··· Listing ···

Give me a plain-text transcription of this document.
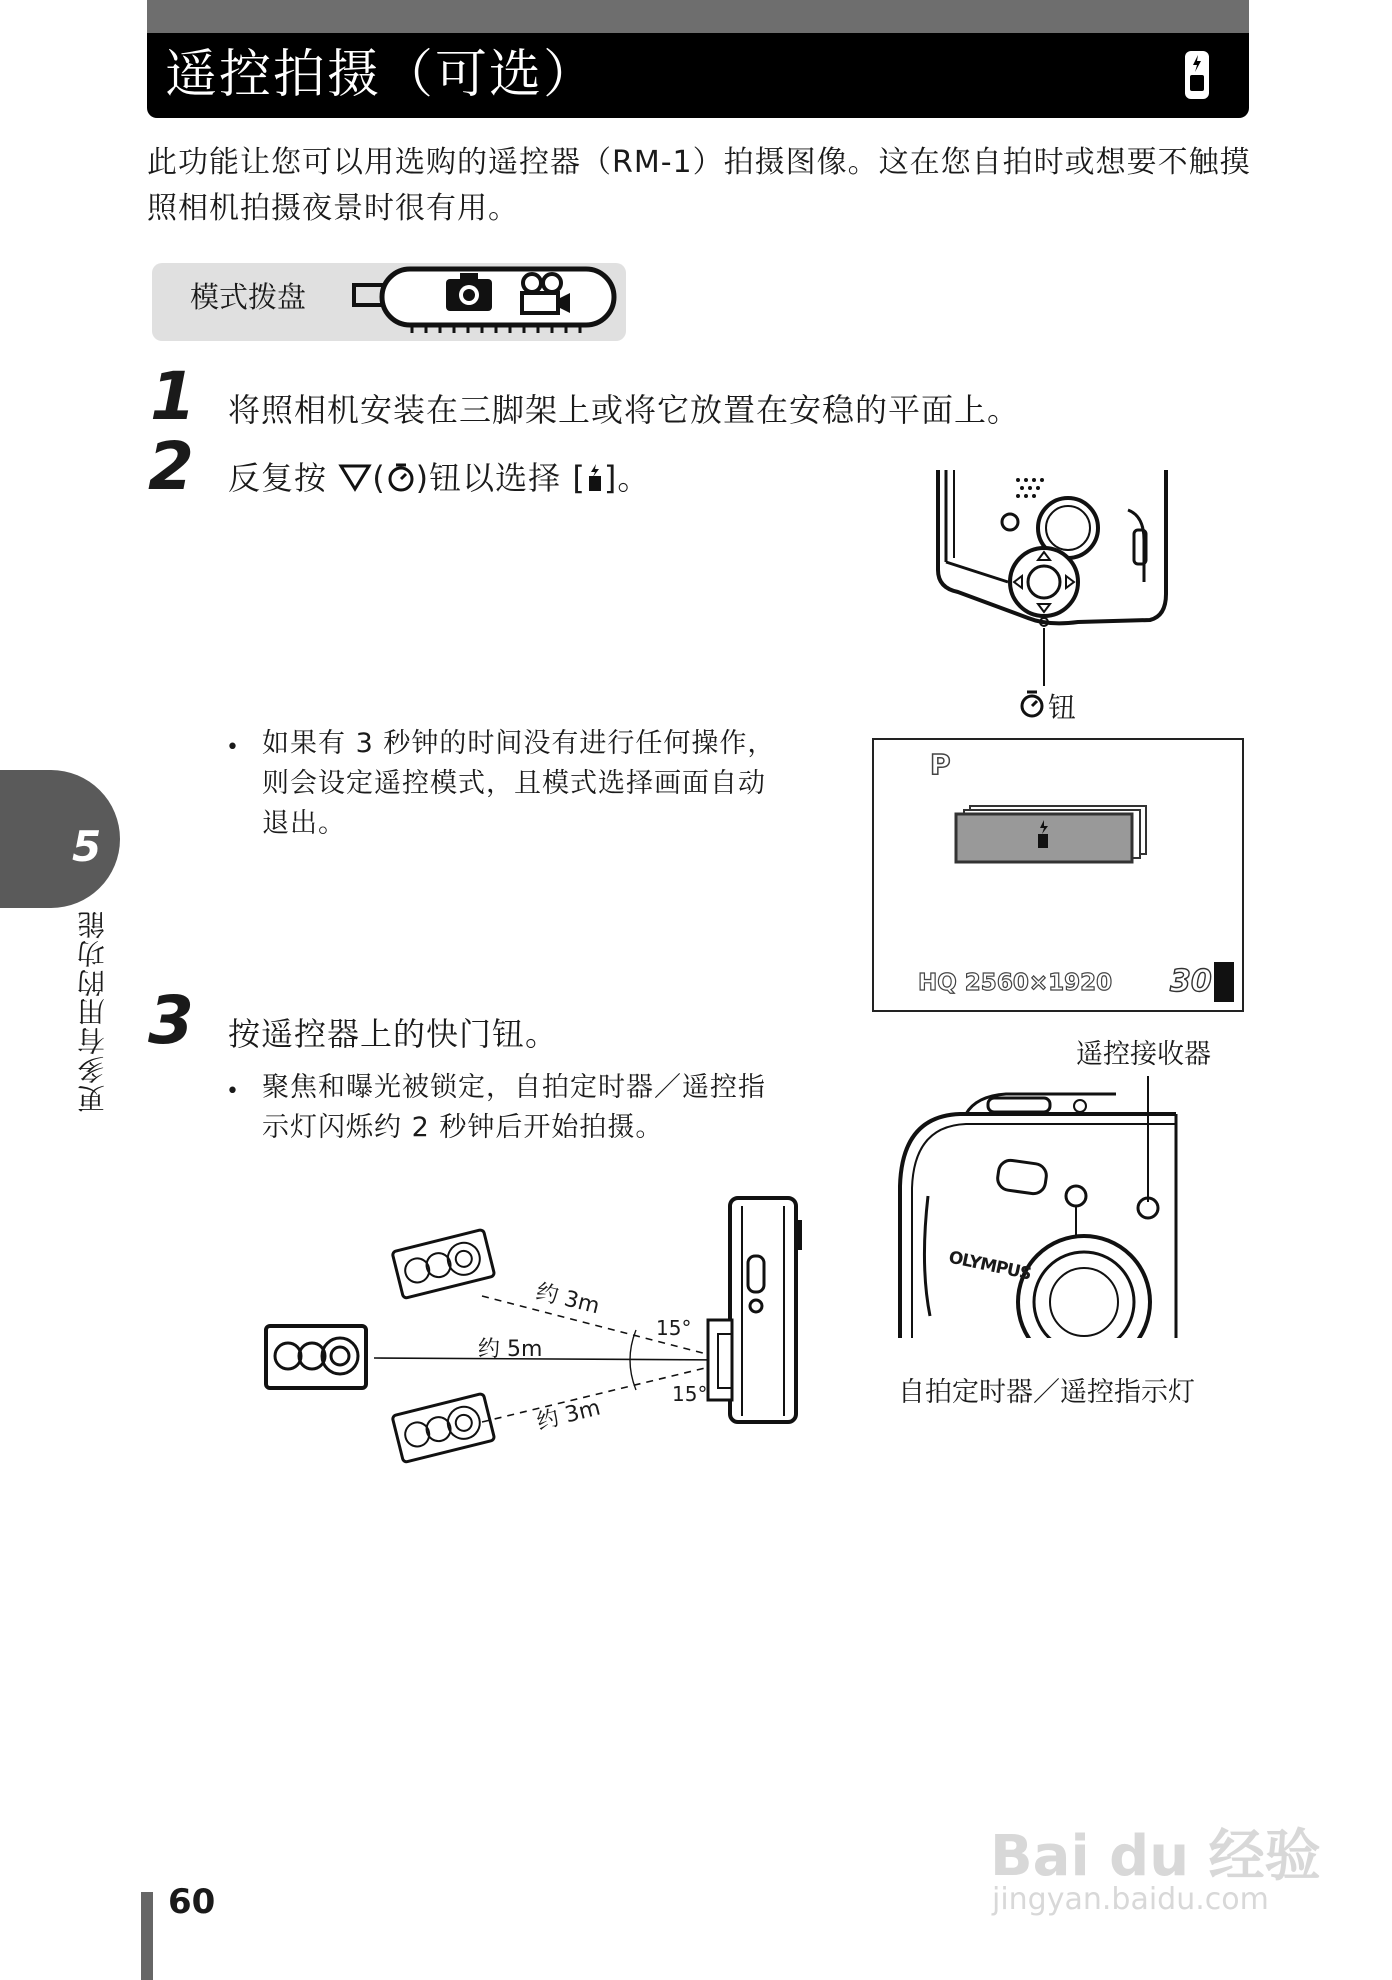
遥控拍摄（可选）
此功能让您可以用选购的遥控器（RM-1）拍摄图像。这在您自拍时或想要不触摸照相机拍摄夜景时很有用。
模式拨盘
1 将照相机安装在三脚架上或将它放置在安稳的平面上。
2 反复按 ( )钮以选择 [ ]。
• 如果有 3 秒钟的时间没有进行任何操作，则会设定遥控模式，且模式选择画面自动退出。
钮
P
HQ 2560×1920 30
3 按遥控器上的快门钮。
• 聚焦和曝光被锁定，自拍定时器／遥控指示灯闪烁约 2 秒钟后开始拍摄。
约 3m
约 5m
约 3m
15°
15°
遥控接收器
OLYMPUS
自拍定时器／遥控指示灯
5
更多有用的功能
60
Bai du 经验
jingyan.baidu.com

···

Task objective: Return only those lines of the records that contain the string "自拍定时器".

Task answer:
• 聚焦和曝光被锁定，自拍定时器／遥控指示灯闪烁约 2 秒钟后开始拍摄。
自拍定时器／遥控指示灯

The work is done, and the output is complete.